TASK BRIEF:
In the data below, locate each line with the word "JSON" and list it.
· · · · ·
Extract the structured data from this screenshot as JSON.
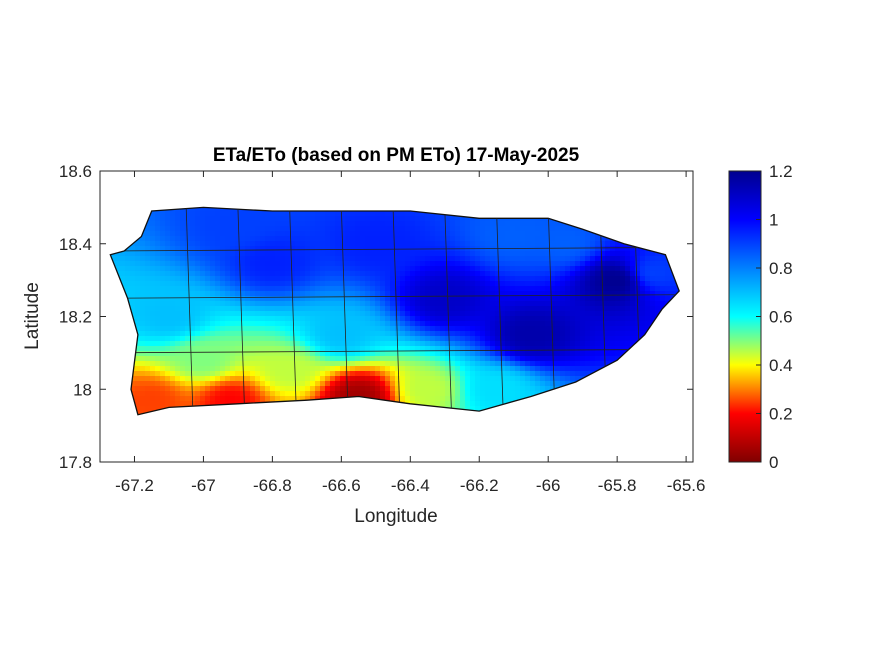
{
  "chart_data": {
    "type": "heatmap",
    "title": "ETa/ETo (based on PM ETo) 17-May-2025",
    "xlabel": "Longitude",
    "ylabel": "Latitude",
    "xlim": [
      -67.3,
      -65.58
    ],
    "ylim": [
      17.8,
      18.6
    ],
    "x_ticks": [
      -67.2,
      -67,
      -66.8,
      -66.6,
      -66.4,
      -66.2,
      -66,
      -65.8,
      -65.6
    ],
    "x_tick_labels": [
      "-67.2",
      "-67",
      "-66.8",
      "-66.6",
      "-66.4",
      "-66.2",
      "-66",
      "-65.8",
      "-65.6"
    ],
    "y_ticks": [
      17.8,
      18,
      18.2,
      18.4,
      18.6
    ],
    "y_tick_labels": [
      "17.8",
      "18",
      "18.2",
      "18.4",
      "18.6"
    ],
    "colorbar": {
      "colormap": "jet",
      "limits": [
        0,
        1.2
      ],
      "ticks": [
        0,
        0.2,
        0.4,
        0.6,
        0.8,
        1,
        1.2
      ],
      "tick_labels": [
        "0",
        "0.2",
        "0.4",
        "0.6",
        "0.8",
        "1",
        "1.2"
      ],
      "colors": [
        "#800000",
        "#ff0000",
        "#ffff00",
        "#00ffff",
        "#0080ff",
        "#0000ff",
        "#00008f"
      ]
    },
    "region_outline": [
      [
        -67.27,
        18.37
      ],
      [
        -67.23,
        18.38
      ],
      [
        -67.18,
        18.42
      ],
      [
        -67.15,
        18.49
      ],
      [
        -67.0,
        18.5
      ],
      [
        -66.8,
        18.49
      ],
      [
        -66.6,
        18.49
      ],
      [
        -66.4,
        18.49
      ],
      [
        -66.2,
        18.47
      ],
      [
        -66.0,
        18.47
      ],
      [
        -65.9,
        18.44
      ],
      [
        -65.78,
        18.4
      ],
      [
        -65.66,
        18.37
      ],
      [
        -65.62,
        18.27
      ],
      [
        -65.67,
        18.22
      ],
      [
        -65.72,
        18.15
      ],
      [
        -65.8,
        18.08
      ],
      [
        -65.92,
        18.02
      ],
      [
        -66.05,
        17.98
      ],
      [
        -66.2,
        17.94
      ],
      [
        -66.4,
        17.96
      ],
      [
        -66.55,
        17.98
      ],
      [
        -66.7,
        17.97
      ],
      [
        -66.9,
        17.96
      ],
      [
        -67.1,
        17.95
      ],
      [
        -67.19,
        17.93
      ],
      [
        -67.21,
        18.0
      ],
      [
        -67.19,
        18.15
      ],
      [
        -67.22,
        18.25
      ],
      [
        -67.27,
        18.37
      ]
    ],
    "value_zones": [
      {
        "lon": -66.55,
        "lat": 17.98,
        "value": 0.05
      },
      {
        "lon": -66.92,
        "lat": 17.97,
        "value": 0.2
      },
      {
        "lon": -67.15,
        "lat": 17.97,
        "value": 0.25
      },
      {
        "lon": -66.75,
        "lat": 18.05,
        "value": 0.45
      },
      {
        "lon": -67.0,
        "lat": 18.08,
        "value": 0.5
      },
      {
        "lon": -66.35,
        "lat": 18.0,
        "value": 0.45
      },
      {
        "lon": -66.15,
        "lat": 18.0,
        "value": 0.65
      },
      {
        "lon": -67.1,
        "lat": 18.2,
        "value": 0.7
      },
      {
        "lon": -66.6,
        "lat": 18.15,
        "value": 0.7
      },
      {
        "lon": -66.8,
        "lat": 18.35,
        "value": 0.95
      },
      {
        "lon": -66.9,
        "lat": 18.45,
        "value": 0.9
      },
      {
        "lon": -66.5,
        "lat": 18.4,
        "value": 0.95
      },
      {
        "lon": -66.3,
        "lat": 18.25,
        "value": 1.1
      },
      {
        "lon": -66.05,
        "lat": 18.15,
        "value": 1.15
      },
      {
        "lon": -65.8,
        "lat": 18.3,
        "value": 1.2
      },
      {
        "lon": -65.95,
        "lat": 18.4,
        "value": 0.85
      },
      {
        "lon": -66.1,
        "lat": 18.42,
        "value": 0.85
      },
      {
        "lon": -65.7,
        "lat": 18.32,
        "value": 0.9
      }
    ]
  }
}
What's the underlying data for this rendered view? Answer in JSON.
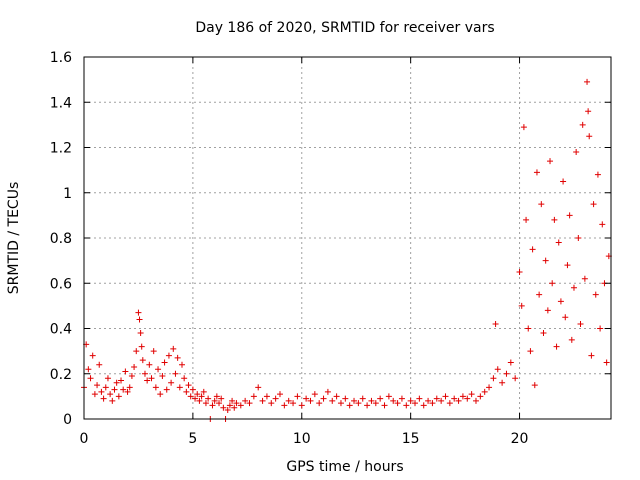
· · · · ·
OUTPUT FOR THIS TASK:
Extract the structured data from this screenshot as JSON.
What's the underlying data for this rendered view? Answer in JSON.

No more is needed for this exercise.